↓
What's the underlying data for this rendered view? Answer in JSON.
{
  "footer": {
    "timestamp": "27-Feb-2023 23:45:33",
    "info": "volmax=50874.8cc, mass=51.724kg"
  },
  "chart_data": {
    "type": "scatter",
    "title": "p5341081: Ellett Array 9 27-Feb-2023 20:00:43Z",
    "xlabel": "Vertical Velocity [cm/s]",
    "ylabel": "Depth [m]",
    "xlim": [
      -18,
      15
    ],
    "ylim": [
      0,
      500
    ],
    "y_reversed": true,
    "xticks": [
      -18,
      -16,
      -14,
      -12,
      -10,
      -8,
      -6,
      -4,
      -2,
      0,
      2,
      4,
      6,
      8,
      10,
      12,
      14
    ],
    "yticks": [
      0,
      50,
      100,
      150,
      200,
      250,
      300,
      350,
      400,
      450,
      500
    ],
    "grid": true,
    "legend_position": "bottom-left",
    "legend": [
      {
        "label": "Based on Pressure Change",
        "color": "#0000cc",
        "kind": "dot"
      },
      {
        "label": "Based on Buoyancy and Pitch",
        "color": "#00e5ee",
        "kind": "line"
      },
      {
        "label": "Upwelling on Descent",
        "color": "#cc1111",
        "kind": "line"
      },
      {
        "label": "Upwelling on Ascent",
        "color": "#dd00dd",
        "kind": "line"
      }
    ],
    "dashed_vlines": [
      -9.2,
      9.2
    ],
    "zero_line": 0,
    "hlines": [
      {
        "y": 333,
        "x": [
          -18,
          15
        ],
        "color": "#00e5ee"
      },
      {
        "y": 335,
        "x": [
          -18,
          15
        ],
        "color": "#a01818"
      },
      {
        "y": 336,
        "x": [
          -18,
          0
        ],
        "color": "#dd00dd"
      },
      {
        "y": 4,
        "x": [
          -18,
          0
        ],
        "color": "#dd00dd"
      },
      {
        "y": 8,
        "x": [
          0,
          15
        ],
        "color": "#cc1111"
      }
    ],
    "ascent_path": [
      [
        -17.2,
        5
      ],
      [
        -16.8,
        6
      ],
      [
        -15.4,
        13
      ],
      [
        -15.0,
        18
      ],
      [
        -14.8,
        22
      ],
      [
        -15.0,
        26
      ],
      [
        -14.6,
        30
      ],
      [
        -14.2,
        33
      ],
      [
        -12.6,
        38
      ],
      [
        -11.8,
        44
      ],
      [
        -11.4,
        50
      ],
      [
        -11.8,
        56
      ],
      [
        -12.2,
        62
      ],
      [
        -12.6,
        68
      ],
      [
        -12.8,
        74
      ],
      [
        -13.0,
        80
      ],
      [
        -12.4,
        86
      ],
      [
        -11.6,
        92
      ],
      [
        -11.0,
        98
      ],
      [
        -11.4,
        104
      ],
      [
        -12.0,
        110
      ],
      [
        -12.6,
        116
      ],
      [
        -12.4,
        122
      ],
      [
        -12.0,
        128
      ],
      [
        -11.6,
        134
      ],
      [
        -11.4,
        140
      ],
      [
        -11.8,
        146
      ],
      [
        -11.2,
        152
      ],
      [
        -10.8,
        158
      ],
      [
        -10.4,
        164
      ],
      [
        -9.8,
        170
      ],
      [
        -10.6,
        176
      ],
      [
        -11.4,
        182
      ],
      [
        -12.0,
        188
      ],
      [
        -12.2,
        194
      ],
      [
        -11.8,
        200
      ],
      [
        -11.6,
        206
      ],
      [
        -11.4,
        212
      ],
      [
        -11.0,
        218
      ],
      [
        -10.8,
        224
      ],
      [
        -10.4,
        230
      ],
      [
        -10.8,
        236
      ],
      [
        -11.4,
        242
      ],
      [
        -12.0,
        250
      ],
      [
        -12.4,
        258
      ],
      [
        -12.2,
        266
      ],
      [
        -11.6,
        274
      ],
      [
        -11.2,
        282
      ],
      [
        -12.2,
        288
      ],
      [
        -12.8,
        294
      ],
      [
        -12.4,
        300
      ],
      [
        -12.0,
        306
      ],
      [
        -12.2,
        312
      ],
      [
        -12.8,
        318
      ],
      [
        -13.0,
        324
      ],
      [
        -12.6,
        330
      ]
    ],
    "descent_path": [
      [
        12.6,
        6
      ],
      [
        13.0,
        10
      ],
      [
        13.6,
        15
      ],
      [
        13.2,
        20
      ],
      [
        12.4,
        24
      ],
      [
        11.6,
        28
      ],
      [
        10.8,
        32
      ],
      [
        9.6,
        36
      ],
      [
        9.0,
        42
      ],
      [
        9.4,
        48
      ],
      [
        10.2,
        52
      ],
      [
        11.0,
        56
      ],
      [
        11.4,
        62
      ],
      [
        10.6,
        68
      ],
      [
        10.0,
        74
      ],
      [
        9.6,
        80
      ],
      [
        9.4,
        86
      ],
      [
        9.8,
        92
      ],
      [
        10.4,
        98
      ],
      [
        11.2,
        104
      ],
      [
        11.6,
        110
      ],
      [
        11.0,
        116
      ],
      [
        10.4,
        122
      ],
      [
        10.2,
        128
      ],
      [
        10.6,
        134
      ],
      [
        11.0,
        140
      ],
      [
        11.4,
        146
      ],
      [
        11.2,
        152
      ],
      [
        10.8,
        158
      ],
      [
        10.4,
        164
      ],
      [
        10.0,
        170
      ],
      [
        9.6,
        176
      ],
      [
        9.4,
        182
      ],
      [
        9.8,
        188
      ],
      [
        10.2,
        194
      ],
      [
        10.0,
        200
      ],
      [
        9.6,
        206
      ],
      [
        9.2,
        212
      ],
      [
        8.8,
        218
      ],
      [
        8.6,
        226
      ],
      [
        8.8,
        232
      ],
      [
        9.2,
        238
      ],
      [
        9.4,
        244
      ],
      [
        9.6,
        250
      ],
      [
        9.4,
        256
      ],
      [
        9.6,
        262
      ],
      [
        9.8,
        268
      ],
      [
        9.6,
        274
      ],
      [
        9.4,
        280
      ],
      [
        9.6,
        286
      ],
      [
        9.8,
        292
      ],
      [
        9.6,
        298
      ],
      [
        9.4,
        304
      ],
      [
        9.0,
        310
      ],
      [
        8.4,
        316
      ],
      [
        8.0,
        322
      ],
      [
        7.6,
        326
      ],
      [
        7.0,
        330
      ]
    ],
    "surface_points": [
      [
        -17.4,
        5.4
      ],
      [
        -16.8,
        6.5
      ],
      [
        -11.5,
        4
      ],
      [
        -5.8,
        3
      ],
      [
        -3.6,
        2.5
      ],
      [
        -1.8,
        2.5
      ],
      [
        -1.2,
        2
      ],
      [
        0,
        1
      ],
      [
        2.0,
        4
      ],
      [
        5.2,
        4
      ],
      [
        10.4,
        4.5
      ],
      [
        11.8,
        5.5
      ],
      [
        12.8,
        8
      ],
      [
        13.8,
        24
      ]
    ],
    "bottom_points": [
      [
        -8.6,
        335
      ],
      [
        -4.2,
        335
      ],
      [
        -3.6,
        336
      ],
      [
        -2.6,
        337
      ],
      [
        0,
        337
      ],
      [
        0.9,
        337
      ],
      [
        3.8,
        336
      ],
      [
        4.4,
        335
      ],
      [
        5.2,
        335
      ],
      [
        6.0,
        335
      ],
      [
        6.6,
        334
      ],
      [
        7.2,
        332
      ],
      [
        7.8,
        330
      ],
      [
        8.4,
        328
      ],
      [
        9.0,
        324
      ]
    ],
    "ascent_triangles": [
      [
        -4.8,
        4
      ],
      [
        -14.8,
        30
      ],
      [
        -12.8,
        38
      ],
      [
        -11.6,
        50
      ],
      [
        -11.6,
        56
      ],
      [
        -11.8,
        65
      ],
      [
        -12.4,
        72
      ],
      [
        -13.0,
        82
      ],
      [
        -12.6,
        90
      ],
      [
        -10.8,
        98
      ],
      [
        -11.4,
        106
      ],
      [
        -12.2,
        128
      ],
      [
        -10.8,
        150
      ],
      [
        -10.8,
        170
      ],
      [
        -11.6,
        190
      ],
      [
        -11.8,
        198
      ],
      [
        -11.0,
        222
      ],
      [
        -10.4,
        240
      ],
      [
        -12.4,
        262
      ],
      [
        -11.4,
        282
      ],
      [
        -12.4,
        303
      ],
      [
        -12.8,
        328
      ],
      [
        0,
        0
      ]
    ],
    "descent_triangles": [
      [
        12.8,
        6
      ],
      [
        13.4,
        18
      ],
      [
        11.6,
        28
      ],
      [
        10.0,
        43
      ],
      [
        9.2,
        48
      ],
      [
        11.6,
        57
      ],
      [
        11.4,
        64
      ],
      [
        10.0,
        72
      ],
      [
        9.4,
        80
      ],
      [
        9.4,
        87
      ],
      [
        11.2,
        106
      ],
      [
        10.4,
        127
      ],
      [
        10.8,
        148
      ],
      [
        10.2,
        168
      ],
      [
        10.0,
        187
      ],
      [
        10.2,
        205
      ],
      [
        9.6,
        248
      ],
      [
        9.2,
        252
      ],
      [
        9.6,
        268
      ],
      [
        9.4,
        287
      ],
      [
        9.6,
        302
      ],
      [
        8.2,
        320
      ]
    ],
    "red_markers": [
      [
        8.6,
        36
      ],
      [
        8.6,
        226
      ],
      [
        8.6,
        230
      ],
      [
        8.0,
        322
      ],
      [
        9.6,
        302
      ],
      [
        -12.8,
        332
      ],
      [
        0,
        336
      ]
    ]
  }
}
↑
↓
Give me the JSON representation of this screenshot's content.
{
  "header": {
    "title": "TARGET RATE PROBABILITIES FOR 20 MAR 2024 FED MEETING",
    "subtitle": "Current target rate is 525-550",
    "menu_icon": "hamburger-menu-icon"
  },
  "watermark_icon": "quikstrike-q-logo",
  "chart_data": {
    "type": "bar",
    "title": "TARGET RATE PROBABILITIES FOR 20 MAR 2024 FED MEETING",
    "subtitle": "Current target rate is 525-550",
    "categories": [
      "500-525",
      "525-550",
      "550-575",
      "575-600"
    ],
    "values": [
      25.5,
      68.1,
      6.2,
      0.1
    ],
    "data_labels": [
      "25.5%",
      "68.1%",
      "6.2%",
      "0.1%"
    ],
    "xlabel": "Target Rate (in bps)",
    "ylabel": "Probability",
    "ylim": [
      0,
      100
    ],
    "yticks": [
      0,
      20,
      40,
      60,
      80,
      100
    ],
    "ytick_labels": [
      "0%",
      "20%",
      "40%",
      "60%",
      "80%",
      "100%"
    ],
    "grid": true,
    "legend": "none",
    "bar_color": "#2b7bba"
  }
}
↑
↓
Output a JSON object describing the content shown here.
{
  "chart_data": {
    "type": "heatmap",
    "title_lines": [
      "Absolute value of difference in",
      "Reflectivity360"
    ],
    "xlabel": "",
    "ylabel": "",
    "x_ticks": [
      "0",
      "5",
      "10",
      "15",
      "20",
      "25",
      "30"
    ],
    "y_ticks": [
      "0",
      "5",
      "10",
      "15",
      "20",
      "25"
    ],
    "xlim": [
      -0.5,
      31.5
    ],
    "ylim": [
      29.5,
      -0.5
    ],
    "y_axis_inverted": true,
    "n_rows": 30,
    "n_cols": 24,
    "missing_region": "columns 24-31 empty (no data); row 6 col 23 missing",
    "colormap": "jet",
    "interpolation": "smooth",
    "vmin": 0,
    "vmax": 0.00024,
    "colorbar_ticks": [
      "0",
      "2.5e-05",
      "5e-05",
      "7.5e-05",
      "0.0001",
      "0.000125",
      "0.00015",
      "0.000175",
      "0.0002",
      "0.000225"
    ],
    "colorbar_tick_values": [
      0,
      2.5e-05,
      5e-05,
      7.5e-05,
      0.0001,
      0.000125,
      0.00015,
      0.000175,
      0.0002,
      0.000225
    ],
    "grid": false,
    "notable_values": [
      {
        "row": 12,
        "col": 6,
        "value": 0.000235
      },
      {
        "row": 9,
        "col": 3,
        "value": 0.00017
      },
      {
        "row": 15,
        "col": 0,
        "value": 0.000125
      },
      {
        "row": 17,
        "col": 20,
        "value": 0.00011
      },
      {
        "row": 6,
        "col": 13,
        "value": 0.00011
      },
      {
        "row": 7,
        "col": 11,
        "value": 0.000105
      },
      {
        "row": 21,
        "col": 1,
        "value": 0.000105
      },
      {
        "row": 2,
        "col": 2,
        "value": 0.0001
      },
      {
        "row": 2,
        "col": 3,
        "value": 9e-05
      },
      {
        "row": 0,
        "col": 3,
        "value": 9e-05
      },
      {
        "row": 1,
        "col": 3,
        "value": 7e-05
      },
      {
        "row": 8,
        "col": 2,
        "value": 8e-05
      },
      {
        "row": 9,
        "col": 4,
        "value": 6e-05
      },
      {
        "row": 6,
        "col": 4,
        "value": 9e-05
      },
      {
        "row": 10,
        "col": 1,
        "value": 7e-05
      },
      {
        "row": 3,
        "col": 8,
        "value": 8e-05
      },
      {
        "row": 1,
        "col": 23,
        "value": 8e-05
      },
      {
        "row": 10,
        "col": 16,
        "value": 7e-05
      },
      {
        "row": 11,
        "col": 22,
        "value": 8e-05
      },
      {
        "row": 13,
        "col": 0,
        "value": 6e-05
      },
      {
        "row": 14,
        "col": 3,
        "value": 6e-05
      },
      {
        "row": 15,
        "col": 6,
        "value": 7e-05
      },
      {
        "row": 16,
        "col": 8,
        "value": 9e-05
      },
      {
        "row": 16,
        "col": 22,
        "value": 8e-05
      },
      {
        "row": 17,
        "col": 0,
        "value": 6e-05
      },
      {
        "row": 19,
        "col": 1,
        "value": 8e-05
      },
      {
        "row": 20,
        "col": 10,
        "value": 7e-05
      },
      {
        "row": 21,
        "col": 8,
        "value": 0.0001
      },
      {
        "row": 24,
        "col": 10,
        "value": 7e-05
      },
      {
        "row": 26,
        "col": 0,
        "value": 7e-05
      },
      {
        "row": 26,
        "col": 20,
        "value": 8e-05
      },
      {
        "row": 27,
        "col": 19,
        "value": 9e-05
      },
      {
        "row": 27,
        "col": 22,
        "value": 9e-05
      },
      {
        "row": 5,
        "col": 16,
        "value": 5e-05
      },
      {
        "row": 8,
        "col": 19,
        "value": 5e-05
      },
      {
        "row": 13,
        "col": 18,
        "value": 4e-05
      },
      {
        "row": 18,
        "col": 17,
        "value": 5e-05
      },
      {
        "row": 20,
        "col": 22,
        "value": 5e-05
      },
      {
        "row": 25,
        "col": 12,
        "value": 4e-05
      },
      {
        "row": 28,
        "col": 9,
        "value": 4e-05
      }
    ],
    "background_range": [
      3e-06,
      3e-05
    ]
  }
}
↑
> _Request_
Read through the data and copy every line where "Upwelling" shows up.

> _Written response_
        "label": "Upwelling on Descent",
        "label": "Upwelling on Ascent",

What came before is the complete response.